Please reproduce every record, keeping each one exactly as written.
— Start —
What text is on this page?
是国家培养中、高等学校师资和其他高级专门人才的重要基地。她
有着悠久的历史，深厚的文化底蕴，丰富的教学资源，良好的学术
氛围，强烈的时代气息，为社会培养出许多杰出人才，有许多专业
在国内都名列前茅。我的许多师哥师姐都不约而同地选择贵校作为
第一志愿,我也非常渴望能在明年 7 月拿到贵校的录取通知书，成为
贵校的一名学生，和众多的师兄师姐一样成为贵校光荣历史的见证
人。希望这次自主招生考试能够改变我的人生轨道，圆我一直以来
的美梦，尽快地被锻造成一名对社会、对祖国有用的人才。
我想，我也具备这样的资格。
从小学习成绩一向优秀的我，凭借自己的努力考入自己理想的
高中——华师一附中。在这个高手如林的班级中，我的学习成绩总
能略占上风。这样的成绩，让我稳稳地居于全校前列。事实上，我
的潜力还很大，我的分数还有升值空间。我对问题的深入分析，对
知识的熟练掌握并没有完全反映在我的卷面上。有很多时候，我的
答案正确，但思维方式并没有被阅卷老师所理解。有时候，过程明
— End —
_WRITTEN ANSWER_
What text is on this page?
是国家培养中、高等学校师资和其他高级专门人才的重要基地。她
有着悠久的历史，深厚的文化底蕴，丰富的教学资源，良好的学术
氛围，强烈的时代气息，为社会培养出许多杰出人才，有许多专业
在国内都名列前茅。我的许多师哥师姐都不约而同地选择贵校作为
第一志愿,我也非常渴望能在明年 7 月拿到贵校的录取通知书，成为
贵校的一名学生，和众多的师兄师姐一样成为贵校光荣历史的见证
人。希望这次自主招生考试能够改变我的人生轨道，圆我一直以来
的美梦，尽快地被锻造成一名对社会、对祖国有用的人才。
我想，我也具备这样的资格。
从小学习成绩一向优秀的我，凭借自己的努力考入自己理想的
高中——华师一附中。在这个高手如林的班级中，我的学习成绩总
能略占上风。这样的成绩，让我稳稳地居于全校前列。事实上，我
的潜力还很大，我的分数还有升值空间。我对问题的深入分析，对
知识的熟练掌握并没有完全反映在我的卷面上。有很多时候，我的
答案正确，但思维方式并没有被阅卷老师所理解。有时候，过程明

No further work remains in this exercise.